TO DO:
a) In the passage on government contractors, on what date does the bill's "covered period of aggression" begin?
b) Reproduce word for word the stretch of the passage on government contractors from "Thus far, the" through "and state proposals.".

Thus far, the Russia-Ukraine war’s primary impacts on Government Contractors have largely been in the export control and sanctions arenas.  However, that could change dramatically under new federal and state proposals.  

On the federal side, Representative Carolyn B. Maloney, Chairwoman of the House Oversight and Reform Committee, introduced the Federal Contracting for Peace and Security Act.  As drafted, the legislation would prohibit the United States from doing business with companies currently operating in Russia.  Specifically, the bill would prohibit awards, extensions and renewals of (i) prime contracts with any company if that company (or any parent, subsidiary, successor entity, or beneficial owner of such company) has done business in Russia during the “covered period of aggression” against Ukraine, and (ii) prime contracts that include subcontracts at any tier with such companies.  The bill would also require termination of existing covered contracts.  Notably, the bill defines the “covered period of aggression” as beginning on February 21, 2022.  Thus, even companies that have already ceased operations in Russia (but that did so after February 21) would be swept in by the bill.

RECORDS SHOWN:
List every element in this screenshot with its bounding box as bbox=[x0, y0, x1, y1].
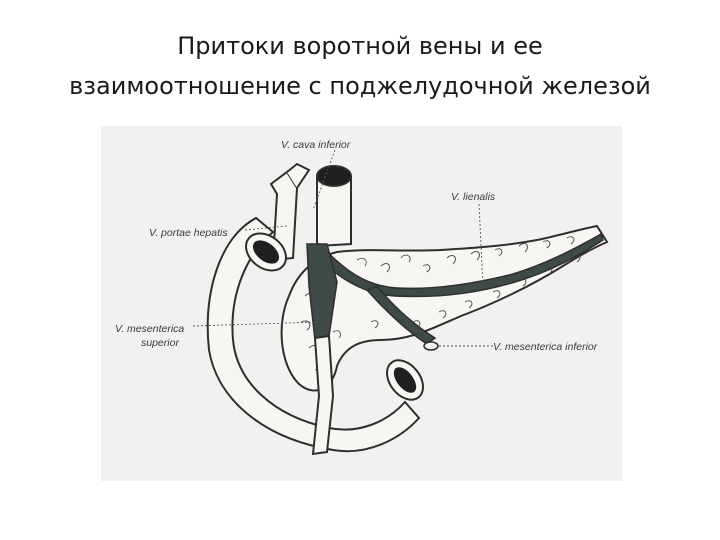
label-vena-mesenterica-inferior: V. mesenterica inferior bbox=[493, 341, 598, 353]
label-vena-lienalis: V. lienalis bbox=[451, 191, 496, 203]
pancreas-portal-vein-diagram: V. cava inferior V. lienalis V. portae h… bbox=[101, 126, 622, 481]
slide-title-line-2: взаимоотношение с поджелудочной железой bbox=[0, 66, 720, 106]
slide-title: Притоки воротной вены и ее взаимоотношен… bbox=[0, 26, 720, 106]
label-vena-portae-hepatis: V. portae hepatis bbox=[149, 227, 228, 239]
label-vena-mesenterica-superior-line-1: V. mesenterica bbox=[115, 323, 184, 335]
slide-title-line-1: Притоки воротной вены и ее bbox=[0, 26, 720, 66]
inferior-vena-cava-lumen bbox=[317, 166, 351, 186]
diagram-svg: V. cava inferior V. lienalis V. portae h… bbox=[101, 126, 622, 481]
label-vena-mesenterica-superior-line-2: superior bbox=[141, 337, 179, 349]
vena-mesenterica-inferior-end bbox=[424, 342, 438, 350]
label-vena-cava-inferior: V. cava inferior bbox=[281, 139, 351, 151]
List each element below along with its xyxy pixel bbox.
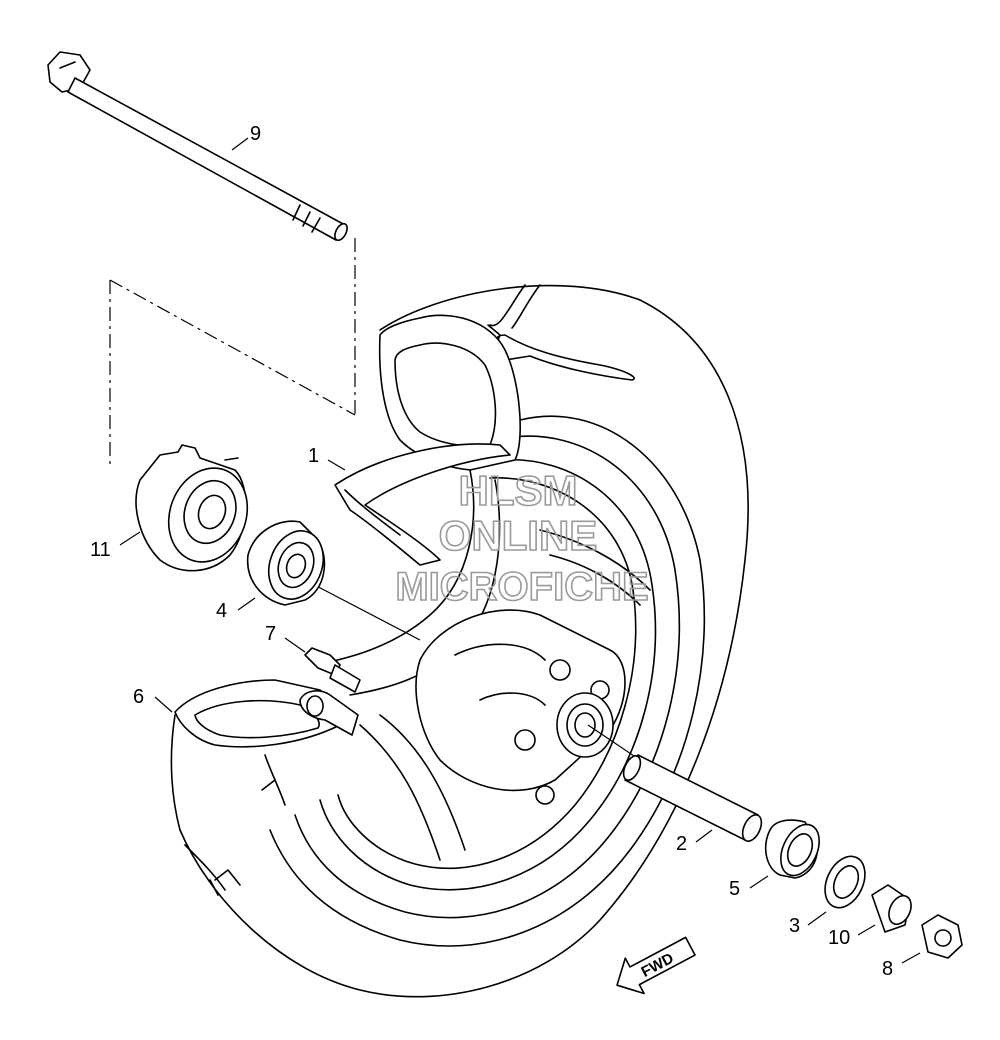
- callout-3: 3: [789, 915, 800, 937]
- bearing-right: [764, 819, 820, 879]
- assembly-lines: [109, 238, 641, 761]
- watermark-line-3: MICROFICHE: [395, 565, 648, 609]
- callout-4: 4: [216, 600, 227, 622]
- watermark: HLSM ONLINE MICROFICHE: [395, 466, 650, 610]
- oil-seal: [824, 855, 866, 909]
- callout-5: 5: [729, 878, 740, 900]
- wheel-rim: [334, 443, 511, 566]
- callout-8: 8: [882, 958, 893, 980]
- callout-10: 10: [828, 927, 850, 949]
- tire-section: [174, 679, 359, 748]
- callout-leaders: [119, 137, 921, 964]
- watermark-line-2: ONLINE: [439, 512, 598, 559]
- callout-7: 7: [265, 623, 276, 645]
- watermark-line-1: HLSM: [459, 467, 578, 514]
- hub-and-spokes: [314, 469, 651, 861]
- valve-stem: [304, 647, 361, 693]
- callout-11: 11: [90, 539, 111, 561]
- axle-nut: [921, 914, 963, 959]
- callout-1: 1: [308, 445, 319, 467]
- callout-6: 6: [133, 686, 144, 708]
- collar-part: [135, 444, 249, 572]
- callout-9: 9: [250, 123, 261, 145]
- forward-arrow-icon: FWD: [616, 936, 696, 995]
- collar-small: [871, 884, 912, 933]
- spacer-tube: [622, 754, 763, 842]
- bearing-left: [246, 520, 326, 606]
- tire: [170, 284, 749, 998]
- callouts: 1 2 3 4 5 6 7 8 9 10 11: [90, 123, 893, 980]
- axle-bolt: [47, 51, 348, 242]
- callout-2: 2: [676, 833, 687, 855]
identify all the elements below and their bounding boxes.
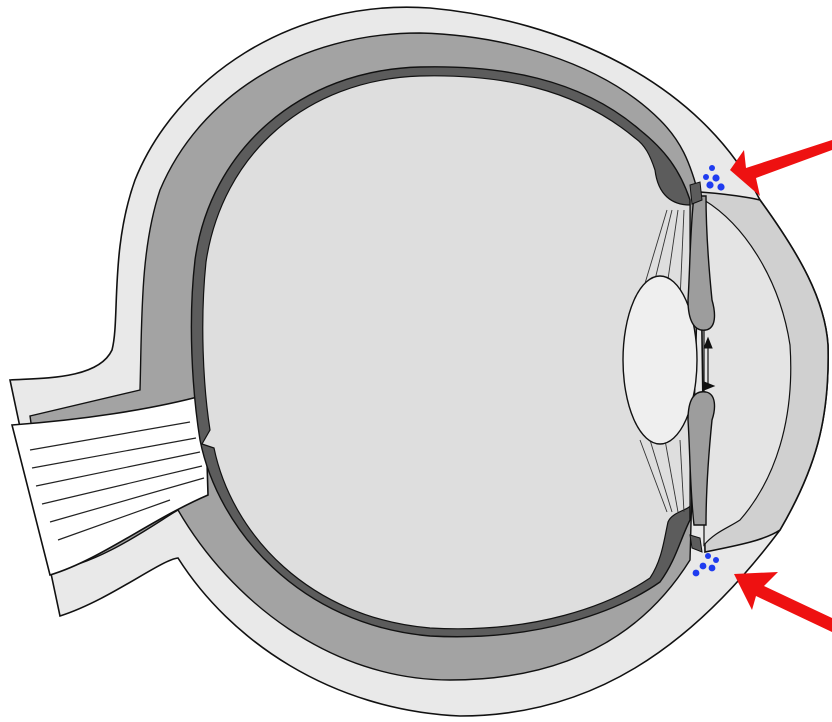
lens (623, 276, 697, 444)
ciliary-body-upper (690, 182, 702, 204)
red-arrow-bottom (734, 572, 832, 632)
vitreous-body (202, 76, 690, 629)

ANSWERS IN ORDER:
a) February 21, 2022.

b)
Thus far, the Russia-Ukraine war’s primary impacts on Government Contractors have largely been in the export control and sanctions arenas.  However, that could change dramatically under new federal and state proposals.